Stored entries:
↓↓↓

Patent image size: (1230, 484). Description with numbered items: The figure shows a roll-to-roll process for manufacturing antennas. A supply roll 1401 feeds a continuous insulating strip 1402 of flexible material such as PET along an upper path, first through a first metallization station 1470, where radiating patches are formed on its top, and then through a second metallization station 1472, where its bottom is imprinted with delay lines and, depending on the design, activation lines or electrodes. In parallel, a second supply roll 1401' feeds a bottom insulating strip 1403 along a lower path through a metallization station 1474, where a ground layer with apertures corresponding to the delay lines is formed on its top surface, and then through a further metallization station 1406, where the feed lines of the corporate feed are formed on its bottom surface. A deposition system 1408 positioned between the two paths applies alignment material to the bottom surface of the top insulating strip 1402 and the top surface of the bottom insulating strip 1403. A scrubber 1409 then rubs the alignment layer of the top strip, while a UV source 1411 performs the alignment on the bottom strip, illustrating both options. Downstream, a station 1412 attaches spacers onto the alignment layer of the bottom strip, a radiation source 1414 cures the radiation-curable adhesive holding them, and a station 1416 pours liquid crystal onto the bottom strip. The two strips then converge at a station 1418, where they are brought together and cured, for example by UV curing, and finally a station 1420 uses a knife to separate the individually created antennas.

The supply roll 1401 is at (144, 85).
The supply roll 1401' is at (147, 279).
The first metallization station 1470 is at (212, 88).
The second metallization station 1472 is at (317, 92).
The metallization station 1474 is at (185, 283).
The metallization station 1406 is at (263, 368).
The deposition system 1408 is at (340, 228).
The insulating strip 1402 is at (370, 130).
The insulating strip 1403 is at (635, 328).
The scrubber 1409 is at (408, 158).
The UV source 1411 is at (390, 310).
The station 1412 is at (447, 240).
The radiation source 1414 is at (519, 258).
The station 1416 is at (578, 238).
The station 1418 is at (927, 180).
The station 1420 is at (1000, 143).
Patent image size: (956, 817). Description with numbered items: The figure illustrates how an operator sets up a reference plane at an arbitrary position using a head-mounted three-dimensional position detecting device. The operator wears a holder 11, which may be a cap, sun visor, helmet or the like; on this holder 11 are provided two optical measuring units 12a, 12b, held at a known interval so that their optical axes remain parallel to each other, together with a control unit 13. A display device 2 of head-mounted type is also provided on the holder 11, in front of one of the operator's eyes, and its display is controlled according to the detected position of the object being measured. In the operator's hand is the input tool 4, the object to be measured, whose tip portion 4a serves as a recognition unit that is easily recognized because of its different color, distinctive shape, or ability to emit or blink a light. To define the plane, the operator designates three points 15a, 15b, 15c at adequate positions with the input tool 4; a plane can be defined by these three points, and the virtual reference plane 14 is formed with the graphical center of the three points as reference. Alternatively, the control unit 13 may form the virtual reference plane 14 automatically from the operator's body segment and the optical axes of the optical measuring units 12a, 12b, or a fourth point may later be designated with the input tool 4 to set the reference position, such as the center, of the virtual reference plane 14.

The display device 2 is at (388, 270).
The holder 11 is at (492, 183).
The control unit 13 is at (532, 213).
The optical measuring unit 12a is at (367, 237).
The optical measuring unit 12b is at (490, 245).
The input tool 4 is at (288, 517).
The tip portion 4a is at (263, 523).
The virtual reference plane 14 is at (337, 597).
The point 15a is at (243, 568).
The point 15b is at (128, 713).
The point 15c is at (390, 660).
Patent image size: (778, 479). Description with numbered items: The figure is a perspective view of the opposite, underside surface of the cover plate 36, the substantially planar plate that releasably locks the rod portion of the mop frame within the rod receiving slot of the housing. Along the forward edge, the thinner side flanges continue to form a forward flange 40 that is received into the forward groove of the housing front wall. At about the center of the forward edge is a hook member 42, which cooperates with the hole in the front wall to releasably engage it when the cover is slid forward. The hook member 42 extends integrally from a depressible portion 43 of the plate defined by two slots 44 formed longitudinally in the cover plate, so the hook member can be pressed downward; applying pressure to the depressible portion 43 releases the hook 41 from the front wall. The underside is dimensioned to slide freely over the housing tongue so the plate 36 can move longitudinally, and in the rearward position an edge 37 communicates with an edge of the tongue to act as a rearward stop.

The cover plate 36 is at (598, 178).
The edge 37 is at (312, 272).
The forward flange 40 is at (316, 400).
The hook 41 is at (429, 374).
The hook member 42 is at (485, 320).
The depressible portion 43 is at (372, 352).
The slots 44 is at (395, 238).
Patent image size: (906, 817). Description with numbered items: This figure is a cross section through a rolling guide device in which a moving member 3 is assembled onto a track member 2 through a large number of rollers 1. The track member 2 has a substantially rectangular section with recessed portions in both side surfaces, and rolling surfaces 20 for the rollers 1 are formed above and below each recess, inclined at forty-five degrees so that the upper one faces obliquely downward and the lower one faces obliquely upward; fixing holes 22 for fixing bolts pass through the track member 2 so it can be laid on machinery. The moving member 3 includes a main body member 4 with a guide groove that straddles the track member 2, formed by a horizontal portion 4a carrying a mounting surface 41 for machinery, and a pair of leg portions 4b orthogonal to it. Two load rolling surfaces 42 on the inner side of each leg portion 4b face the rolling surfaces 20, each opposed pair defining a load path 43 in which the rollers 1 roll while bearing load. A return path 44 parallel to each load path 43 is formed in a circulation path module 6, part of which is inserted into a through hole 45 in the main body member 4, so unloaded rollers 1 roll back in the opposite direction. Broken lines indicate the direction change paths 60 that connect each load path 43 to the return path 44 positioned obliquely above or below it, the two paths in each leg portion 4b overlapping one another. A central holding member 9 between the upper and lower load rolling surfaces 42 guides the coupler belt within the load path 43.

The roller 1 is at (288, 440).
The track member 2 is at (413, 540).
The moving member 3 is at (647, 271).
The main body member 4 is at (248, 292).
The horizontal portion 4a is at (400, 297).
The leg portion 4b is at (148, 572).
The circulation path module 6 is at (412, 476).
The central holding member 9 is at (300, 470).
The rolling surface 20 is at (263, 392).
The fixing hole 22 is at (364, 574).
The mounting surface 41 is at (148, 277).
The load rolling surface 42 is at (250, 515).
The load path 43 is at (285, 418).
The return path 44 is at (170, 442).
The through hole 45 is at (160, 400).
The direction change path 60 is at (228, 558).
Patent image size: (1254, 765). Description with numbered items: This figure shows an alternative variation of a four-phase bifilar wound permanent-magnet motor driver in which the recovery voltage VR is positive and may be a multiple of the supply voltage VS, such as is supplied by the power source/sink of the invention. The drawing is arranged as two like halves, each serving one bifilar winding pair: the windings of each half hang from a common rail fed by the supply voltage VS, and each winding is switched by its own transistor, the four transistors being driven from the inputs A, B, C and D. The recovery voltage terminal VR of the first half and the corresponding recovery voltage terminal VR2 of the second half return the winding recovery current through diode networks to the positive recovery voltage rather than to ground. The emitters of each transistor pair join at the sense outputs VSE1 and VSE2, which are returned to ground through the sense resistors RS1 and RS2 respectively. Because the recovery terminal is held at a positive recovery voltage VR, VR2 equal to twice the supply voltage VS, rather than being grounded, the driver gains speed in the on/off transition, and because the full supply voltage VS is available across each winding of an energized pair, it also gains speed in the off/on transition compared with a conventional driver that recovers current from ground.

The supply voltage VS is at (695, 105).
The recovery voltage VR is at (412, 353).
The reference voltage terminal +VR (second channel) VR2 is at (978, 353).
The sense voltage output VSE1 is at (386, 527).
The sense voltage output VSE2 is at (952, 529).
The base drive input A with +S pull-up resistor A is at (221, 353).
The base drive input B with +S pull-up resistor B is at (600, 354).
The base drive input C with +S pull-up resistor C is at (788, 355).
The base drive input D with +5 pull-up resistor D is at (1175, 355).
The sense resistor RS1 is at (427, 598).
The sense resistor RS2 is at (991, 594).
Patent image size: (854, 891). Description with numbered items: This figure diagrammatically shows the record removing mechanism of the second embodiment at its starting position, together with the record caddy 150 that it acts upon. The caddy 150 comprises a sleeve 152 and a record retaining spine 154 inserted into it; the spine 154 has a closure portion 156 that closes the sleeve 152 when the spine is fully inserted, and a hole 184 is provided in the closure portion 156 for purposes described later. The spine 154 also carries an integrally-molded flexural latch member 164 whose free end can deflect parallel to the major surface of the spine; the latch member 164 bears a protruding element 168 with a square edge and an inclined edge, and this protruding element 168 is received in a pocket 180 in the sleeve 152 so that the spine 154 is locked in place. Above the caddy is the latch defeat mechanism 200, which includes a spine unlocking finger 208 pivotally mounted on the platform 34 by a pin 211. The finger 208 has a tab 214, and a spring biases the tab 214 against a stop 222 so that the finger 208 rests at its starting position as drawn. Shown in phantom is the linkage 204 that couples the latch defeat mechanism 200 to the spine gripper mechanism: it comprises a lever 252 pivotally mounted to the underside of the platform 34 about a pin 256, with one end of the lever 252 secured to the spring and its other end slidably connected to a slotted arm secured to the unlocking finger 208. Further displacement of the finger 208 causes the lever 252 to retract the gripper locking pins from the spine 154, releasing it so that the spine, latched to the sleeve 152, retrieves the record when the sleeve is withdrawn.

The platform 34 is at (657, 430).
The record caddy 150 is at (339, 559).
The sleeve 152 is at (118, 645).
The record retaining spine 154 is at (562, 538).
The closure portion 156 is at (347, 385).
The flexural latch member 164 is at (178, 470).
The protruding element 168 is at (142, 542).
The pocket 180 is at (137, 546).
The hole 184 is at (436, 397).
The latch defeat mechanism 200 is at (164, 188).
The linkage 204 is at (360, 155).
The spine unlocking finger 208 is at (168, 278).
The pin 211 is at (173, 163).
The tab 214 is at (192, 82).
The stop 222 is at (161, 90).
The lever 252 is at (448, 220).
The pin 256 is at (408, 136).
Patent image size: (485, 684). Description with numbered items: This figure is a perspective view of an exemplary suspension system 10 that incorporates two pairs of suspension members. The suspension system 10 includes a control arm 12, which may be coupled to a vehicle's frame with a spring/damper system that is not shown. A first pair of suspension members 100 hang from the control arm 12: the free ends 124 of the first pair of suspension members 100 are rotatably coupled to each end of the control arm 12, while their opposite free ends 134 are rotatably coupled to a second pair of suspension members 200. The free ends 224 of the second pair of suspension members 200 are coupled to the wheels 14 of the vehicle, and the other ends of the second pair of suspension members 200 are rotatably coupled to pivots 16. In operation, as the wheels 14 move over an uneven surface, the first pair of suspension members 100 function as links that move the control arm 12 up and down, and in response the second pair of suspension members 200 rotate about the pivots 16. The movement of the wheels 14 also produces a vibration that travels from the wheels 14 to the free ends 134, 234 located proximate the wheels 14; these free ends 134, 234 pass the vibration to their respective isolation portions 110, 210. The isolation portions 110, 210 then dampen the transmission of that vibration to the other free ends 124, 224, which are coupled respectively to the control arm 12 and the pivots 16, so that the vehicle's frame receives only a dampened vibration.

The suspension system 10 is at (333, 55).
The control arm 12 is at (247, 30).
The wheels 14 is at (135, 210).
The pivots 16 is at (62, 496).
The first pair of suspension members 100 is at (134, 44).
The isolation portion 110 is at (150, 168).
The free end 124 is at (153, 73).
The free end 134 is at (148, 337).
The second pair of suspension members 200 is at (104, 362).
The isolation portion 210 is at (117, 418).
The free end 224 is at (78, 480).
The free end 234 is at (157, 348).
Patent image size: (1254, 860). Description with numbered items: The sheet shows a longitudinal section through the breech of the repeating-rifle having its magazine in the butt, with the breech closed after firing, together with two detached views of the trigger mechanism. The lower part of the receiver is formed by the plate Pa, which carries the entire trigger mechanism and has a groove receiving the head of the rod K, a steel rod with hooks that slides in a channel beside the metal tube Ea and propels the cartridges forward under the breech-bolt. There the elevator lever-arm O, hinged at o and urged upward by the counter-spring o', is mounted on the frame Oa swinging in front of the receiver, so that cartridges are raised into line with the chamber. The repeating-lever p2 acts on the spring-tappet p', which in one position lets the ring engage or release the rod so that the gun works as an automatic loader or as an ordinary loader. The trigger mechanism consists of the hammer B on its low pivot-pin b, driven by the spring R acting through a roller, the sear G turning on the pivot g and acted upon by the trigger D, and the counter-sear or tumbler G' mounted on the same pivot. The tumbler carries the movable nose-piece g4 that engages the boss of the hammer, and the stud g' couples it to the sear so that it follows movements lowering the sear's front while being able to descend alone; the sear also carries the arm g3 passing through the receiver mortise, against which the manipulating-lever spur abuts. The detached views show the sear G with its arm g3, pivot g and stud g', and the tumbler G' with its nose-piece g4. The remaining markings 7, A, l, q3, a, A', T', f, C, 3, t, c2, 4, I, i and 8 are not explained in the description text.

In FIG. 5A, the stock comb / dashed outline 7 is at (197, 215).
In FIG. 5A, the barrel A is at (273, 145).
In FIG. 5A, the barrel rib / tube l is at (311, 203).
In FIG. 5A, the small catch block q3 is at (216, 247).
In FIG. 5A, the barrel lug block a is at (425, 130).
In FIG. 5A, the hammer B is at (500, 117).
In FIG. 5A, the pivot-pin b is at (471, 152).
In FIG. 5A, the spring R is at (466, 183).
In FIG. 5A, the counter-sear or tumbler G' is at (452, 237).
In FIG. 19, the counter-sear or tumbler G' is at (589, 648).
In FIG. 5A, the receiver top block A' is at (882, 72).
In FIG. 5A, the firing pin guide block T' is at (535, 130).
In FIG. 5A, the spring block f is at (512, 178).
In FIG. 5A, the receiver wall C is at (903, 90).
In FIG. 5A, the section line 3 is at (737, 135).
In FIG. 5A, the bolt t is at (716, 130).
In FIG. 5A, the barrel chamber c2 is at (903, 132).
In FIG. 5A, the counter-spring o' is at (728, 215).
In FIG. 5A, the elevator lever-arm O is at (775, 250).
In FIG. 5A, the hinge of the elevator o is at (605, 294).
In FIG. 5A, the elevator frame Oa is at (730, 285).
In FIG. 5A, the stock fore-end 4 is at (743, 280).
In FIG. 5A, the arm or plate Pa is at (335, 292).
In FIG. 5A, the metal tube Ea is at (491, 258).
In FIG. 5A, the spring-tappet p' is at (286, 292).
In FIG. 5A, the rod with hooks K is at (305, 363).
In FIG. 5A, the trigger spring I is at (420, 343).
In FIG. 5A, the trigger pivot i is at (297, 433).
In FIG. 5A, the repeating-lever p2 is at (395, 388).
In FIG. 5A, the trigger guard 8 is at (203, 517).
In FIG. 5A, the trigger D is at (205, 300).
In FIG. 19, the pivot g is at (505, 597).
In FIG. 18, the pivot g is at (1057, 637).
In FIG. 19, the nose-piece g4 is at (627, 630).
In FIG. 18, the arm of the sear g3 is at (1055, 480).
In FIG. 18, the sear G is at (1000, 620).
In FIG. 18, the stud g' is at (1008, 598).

↑↑↑

◆ **Problem to solve**:
Rewrite the lines from the very first one through the line containing "The supply roll 1401' is at (147, 279).", changing "roll-to-roll process" to "reel-to-reel process" and leaving everything else as it is.

◆ **Response to this task**:
Patent image size: (1230, 484). Description with numbered items: The figure shows a reel-to-reel process for manufacturing antennas. A supply roll 1401 feeds a continuous insulating strip 1402 of flexible material such as PET along an upper path, first through a first metallization station 1470, where radiating patches are formed on its top, and then through a second metallization station 1472, where its bottom is imprinted with delay lines and, depending on the design, activation lines or electrodes. In parallel, a second supply roll 1401' feeds a bottom insulating strip 1403 along a lower path through a metallization station 1474, where a ground layer with apertures corresponding to the delay lines is formed on its top surface, and then through a further metallization station 1406, where the feed lines of the corporate feed are formed on its bottom surface. A deposition system 1408 positioned between the two paths applies alignment material to the bottom surface of the top insulating strip 1402 and the top surface of the bottom insulating strip 1403. A scrubber 1409 then rubs the alignment layer of the top strip, while a UV source 1411 performs the alignment on the bottom strip, illustrating both options. Downstream, a station 1412 attaches spacers onto the alignment layer of the bottom strip, a radiation source 1414 cures the radiation-curable adhesive holding them, and a station 1416 pours liquid crystal onto the bottom strip. The two strips then converge at a station 1418, where they are brought together and cured, for example by UV curing, and finally a station 1420 uses a knife to separate the individually created antennas.

The supply roll 1401 is at (144, 85).
The supply roll 1401' is at (147, 279).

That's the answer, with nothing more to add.